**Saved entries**
§ §
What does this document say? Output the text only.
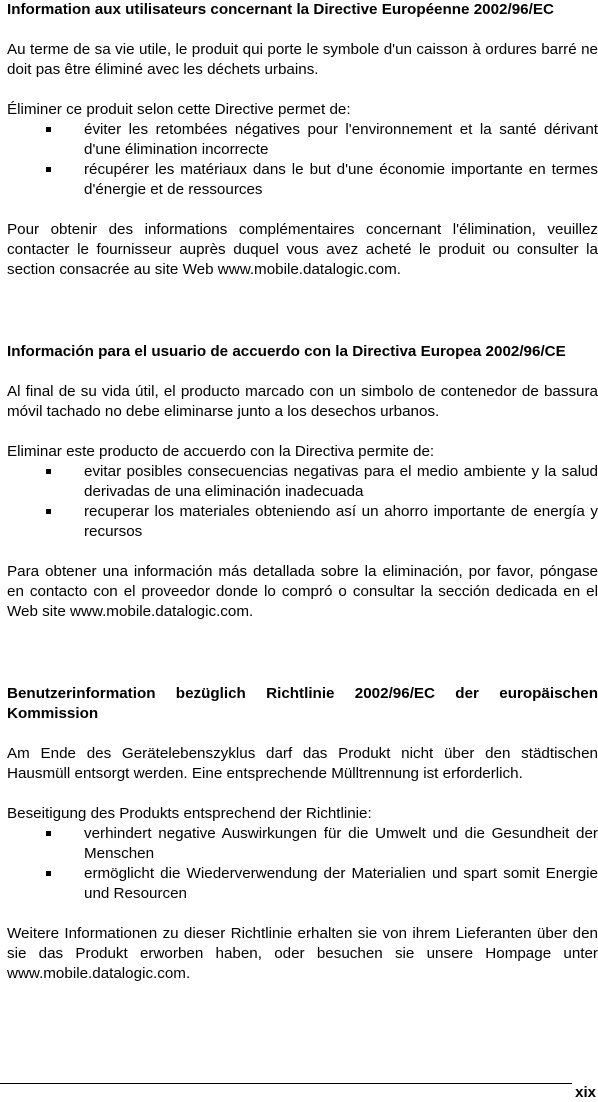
Information aux utilisateurs concernant la Directive Européenne 2002/96/EC

Au terme de sa vie utile, le produit qui porte le symbole d'un caisson à ordures barré ne doit pas être éliminé avec les déchets urbains.

Éliminer ce produit selon cette Directive permet de:

éviter les retombées négatives pour l'environnement et la santé dérivant d'une élimination incorrecte
récupérer les matériaux dans le but d'une économie importante en termes d'énergie et de ressources

Pour obtenir des informations complémentaires concernant l'élimination, veuillez contacter le fournisseur auprès duquel vous avez acheté le produit ou consulter la section consacrée au site Web www.mobile.datalogic.com.

Información para el usuario de accuerdo con la Directiva Europea 2002/96/CE

Al final de su vida útil, el producto marcado con un simbolo de contenedor de bassura móvil tachado no debe eliminarse junto a los desechos urbanos.

Eliminar este producto de accuerdo con la Directiva permite de:

evitar posibles consecuencias negativas para el medio ambiente y la salud derivadas de una eliminación inadecuada
recuperar los materiales obteniendo así un ahorro importante de energía y recursos

Para obtener una información más detallada sobre la eliminación, por favor, póngase en contacto con el proveedor donde lo compró o consultar la sección dedicada en el Web site www.mobile.datalogic.com.

Benutzerinformation bezüglich Richtlinie 2002/96/EC der europäischen Kommission

Am Ende des Gerätelebenszyklus darf das Produkt nicht über den städtischen Hausmüll entsorgt werden. Eine entsprechende Mülltrennung ist erforderlich.

Beseitigung des Produkts entsprechend der Richtlinie:

verhindert negative Auswirkungen für die Umwelt und die Gesundheit der Menschen
ermöglicht die Wiederverwendung der Materialien und spart somit Energie und Resourcen

Weitere Informationen zu dieser Richtlinie erhalten sie von ihrem Lieferanten über den sie das Produkt erworben haben, oder besuchen sie unsere Hompage unter www.mobile.datalogic.com.

xix
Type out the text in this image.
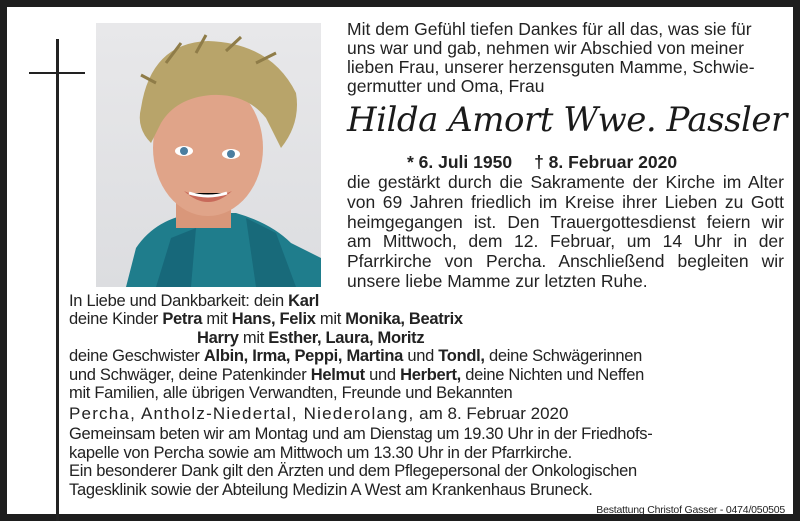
Mit dem Gefühl tiefen Dankes für all das, was sie für
uns war und gab, nehmen wir Abschied von meiner
lieben Frau, unserer herzensguten Mamme, Schwie-
germutter und Oma, Frau
Hilda Amort Wwe. Passler
* 6. Juli 1950 † 8. Februar 2020
die gestärkt durch die Sakramente der Kirche im Alter
von 69 Jahren friedlich im Kreise ihrer Lieben zu Gott
heimgegangen ist. Den Trauergottesdienst feiern wir
am Mittwoch, dem 12. Februar, um 14 Uhr in der
Pfarrkirche von Percha. Anschließend begleiten wir
unsere liebe Mamme zur letzten Ruhe.
In Liebe und Dankbarkeit: dein Karl
deine Kinder Petra mit Hans, Felix mit Monika, Beatrix
Harry mit Esther, Laura, Moritz
deine Geschwister Albin, Irma, Peppi, Martina und Tondl, deine Schwägerinnen
und Schwäger, deine Patenkinder Helmut und Herbert, deine Nichten und Neffen
mit Familien, alle übrigen Verwandten, Freunde und Bekannten
Percha, Antholz-Niedertal, Niederolang, am 8. Februar 2020
Gemeinsam beten wir am Montag und am Dienstag um 19.30 Uhr in der Friedhofs-
kapelle von Percha sowie am Mittwoch um 13.30 Uhr in der Pfarrkirche.
Ein besonderer Dank gilt den Ärzten und dem Pflegepersonal der Onkologischen
Tagesklinik sowie der Abteilung Medizin A West am Krankenhaus Bruneck.
Bestattung Christof Gasser - 0474/050505
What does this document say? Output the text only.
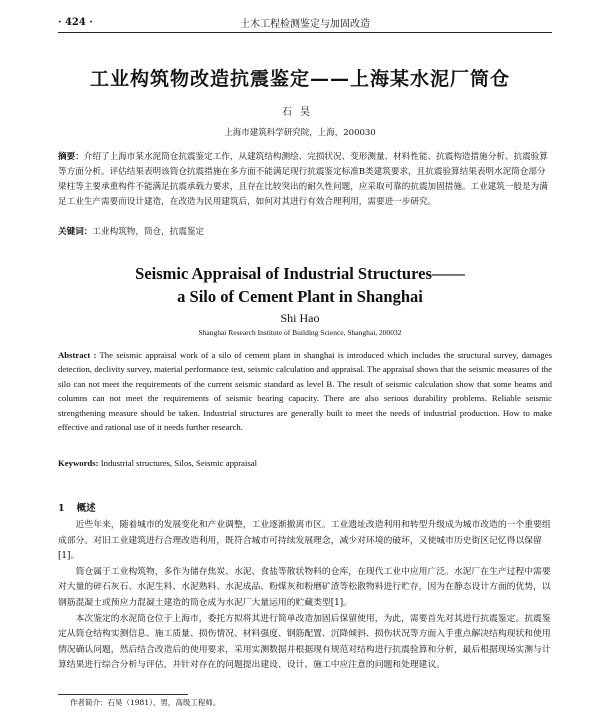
· 424 ·	土木工程检测鉴定与加固改造
工业构筑物改造抗震鉴定——上海某水泥厂筒仓
石昊
上海市建筑科学研究院，上海，200030
摘要：介绍了上海市某水泥筒仓抗震鉴定工作，从建筑结构测绘、完损状况、变形测量、材料性能、抗震构造措施分析、抗震验算等方面分析。评估结果表明该筒仓抗震措施在多方面不能满足现行抗震鉴定标准B类建筑要求，且抗震验算结果表明水泥筒仓部分梁柱等主要承重构件不能满足抗震承载力要求，且存在比较突出的耐久性问题，应采取可靠的抗震加固措施。工业建筑一般是为满足工业生产需要而设计建造，在改造为民用建筑后，如何对其进行有效合理利用，需要进一步研究。
关键词：工业构筑物，筒仓，抗震鉴定
Seismic Appraisal of Industrial Structures——
a Silo of Cement Plant in Shanghai
Shi Hao
Shanghai Research Institute of Building Science, Shanghai, 200032
Abstract : The seismic appraisal work of a silo of cement plant in shanghai is introduced which includes the structural survey, damages detection, declivity survey, material performance test, seismic calculation and appraisal. The appraisal shows that the seismic measures of the silo can not meet the requirements of the current seismic standard as level B. The result of seismic calculation show that some beams and columns can not meet the requirements of seismic bearing capacity. There are also serious durability problems. Reliable seismic strengthening measure should be taken. Industrial structures are generally built to meet the needs of industrial production. How to make effective and rational use of it needs further research.
Keywords: Industrial structures, Silos, Seismic appraisal
1 概述

近些年来，随着城市的发展变化和产业调整，工业逐渐撤离市区。工业遗址改造利用和转型升级成为城市改造的一个重要组成部分。对旧工业建筑进行合理改造利用，既符合城市可持续发展理念，减少对环境的破坏，又使城市历史街区记忆得以保留[1]。

筒仓属于工业构筑物，多作为储存焦炭、水泥、食盐等散状物料的仓库，在现代工业中应用广泛。水泥厂在生产过程中需要对大量的碎石灰石、水泥生料、水泥熟料、水泥成品、粉煤灰和粉磨矿渣等松散物料进行贮存，因为在静态设计方面的优势，以钢筋混凝土或预应力混凝土建造的筒仓成为水泥厂大量运用的贮藏类型[1]。

本次鉴定的水泥筒仓位于上海市，委托方拟将其进行简单改造加固后保留使用，为此，需要首先对其进行抗震鉴定。抗震鉴定从筒仓结构实测信息、施工质量、损伤情况、材料强度、钢筋配置、沉降倾斜、损伤状况等方面入手重点解决结构现状和使用情况确认问题，然后结合改造后的使用要求，采用实测数据并根据现有规范对结构进行抗震验算和分析，最后根据现场实测与计算结果进行综合分析与评估，并针对存在的问题提出建设、设计、施工中应注意的问题和处理建议。

作者简介：石昊（1981），男，高级工程师。
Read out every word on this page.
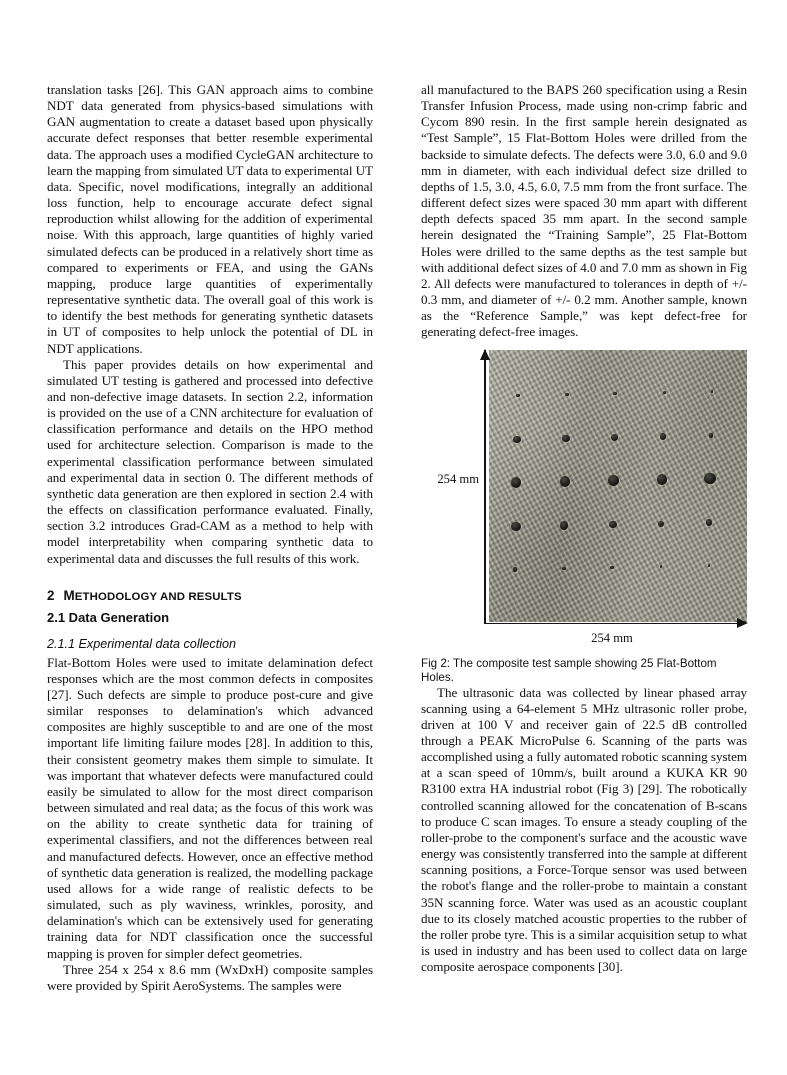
translation tasks [26]. This GAN approach aims to combine NDT data generated from physics-based simulations with GAN augmentation to create a dataset based upon physically accurate defect responses that better resemble experimental data. The approach uses a modified CycleGAN architecture to learn the mapping from simulated UT data to experimental UT data. Specific, novel modifications, integrally an additional loss function, help to encourage accurate defect signal reproduction whilst allowing for the addition of experimental noise. With this approach, large quantities of highly varied simulated defects can be produced in a relatively short time as compared to experiments or FEA, and using the GANs mapping, produce large quantities of experimentally representative synthetic data. The overall goal of this work is to identify the best methods for generating synthetic datasets in UT of composites to help unlock the potential of DL in NDT applications.

This paper provides details on how experimental and simulated UT testing is gathered and processed into defective and non-defective image datasets. In section 2.2, information is provided on the use of a CNN architecture for evaluation of classification performance and details on the HPO method used for architecture selection. Comparison is made to the experimental classification performance between simulated and experimental data in section 0. The different methods of synthetic data generation are then explored in section 2.4 with the effects on classification performance evaluated. Finally, section 3.2 introduces Grad-CAM as a method to help with model interpretability when comparing synthetic data to experimental data and discusses the full results of this work.

2 METHODOLOGY AND RESULTS
2.1 Data Generation
2.1.1 Experimental data collection

Flat-Bottom Holes were used to imitate delamination defect responses which are the most common defects in composites [27]. Such defects are simple to produce post-cure and give similar responses to delamination's which advanced composites are highly susceptible to and are one of the most important life limiting failure modes [28]. In addition to this, their consistent geometry makes them simple to simulate. It was important that whatever defects were manufactured could easily be simulated to allow for the most direct comparison between simulated and real data; as the focus of this work was on the ability to create synthetic data for training of experimental classifiers, and not the differences between real and manufactured defects. However, once an effective method of synthetic data generation is realized, the modelling package used allows for a wide range of realistic defects to be simulated, such as ply waviness, wrinkles, porosity, and delamination's which can be extensively used for generating training data for NDT classification once the successful mapping is proven for simpler defect geometries.

Three 254 x 254 x 8.6 mm (WxDxH) composite samples were provided by Spirit AeroSystems. The samples were

all manufactured to the BAPS 260 specification using a Resin Transfer Infusion Process, made using non-crimp fabric and Cycom 890 resin. In the first sample herein designated as “Test Sample”, 15 Flat-Bottom Holes were drilled from the backside to simulate defects. The defects were 3.0, 6.0 and 9.0 mm in diameter, with each individual defect size drilled to depths of 1.5, 3.0, 4.5, 6.0, 7.5 mm from the front surface. The different defect sizes were spaced 30 mm apart with different depth defects spaced 35 mm apart. In the second sample herein designated the “Training Sample”, 25 Flat-Bottom Holes were drilled to the same depths as the test sample but with additional defect sizes of 4.0 and 7.0 mm as shown in Fig 2. All defects were manufactured to tolerances in depth of +/- 0.3 mm, and diameter of +/- 0.2 mm. Another sample, known as the “Reference Sample,” was kept defect-free for generating defect-free images.

254 mm
254 mm
Fig 2: The composite test sample showing 25 Flat-Bottom Holes.

The ultrasonic data was collected by linear phased array scanning using a 64-element 5 MHz ultrasonic roller probe, driven at 100 V and receiver gain of 22.5 dB controlled through a PEAK MicroPulse 6. Scanning of the parts was accomplished using a fully automated robotic scanning system at a scan speed of 10mm/s, built around a KUKA KR 90 R3100 extra HA industrial robot (Fig 3) [29]. The robotically controlled scanning allowed for the concatenation of B-scans to produce C scan images. To ensure a steady coupling of the roller-probe to the component's surface and the acoustic wave energy was consistently transferred into the sample at different scanning positions, a Force-Torque sensor was used between the robot's flange and the roller-probe to maintain a constant 35N scanning force. Water was used as an acoustic couplant due to its closely matched acoustic properties to the rubber of the roller probe tyre. This is a similar acquisition setup to what is used in industry and has been used to collect data on large composite aerospace components [30].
§ §
**WHAT THE TASK REQUIRES**
Lines of the material that contain the word "eliminación" are to be gathered.

**FULL RESPONSE**
evitar posibles consecuencias negativas para el medio ambiente y la salud derivadas de una eliminación inadecuada
Para obtener una información más detallada sobre la eliminación, por favor, póngase en contacto con el proveedor donde lo compró o consultar la sección dedicada en el Web site www.mobile.datalogic.com.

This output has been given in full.